** start of Material for the task **

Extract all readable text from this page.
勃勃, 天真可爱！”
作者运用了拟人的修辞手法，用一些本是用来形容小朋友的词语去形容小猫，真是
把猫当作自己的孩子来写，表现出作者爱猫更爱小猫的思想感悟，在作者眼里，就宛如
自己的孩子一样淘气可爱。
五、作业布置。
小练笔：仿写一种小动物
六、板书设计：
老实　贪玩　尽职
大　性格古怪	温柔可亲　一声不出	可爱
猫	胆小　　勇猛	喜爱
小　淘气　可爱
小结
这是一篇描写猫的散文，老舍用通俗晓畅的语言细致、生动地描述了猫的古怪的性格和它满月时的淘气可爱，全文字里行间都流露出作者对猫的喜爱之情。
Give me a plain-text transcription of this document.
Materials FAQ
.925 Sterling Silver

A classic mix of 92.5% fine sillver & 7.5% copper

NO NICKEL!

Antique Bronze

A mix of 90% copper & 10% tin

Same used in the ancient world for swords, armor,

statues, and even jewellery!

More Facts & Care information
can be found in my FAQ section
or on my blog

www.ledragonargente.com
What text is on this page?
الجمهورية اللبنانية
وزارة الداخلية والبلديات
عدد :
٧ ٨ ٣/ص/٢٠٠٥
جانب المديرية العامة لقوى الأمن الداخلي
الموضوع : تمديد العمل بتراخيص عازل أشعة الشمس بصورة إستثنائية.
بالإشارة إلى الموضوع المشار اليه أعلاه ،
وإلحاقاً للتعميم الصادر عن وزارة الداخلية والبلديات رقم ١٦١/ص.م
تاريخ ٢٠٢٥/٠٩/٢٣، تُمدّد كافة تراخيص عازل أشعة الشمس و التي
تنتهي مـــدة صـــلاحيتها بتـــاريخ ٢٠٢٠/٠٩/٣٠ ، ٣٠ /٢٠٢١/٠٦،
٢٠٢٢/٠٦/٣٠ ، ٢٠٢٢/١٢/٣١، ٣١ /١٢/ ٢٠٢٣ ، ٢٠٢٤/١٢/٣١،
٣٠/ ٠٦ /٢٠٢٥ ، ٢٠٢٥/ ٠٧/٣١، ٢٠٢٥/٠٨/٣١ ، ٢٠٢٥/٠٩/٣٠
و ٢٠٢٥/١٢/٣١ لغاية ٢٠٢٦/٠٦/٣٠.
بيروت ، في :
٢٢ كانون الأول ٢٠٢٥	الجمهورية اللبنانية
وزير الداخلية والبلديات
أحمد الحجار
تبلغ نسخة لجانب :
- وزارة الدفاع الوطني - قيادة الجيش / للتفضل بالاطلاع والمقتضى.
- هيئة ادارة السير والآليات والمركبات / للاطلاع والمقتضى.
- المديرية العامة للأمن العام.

** end of Material for the task **

Go through the listing above and pull out each line containing the word "الشمس".

الموضوع : تمديد العمل بتراخيص عازل أشعة الشمس بصورة إستثنائية.
تاريخ ٢٠٢٥/٠٩/٢٣، تُمدّد كافة تراخيص عازل أشعة الشمس و التي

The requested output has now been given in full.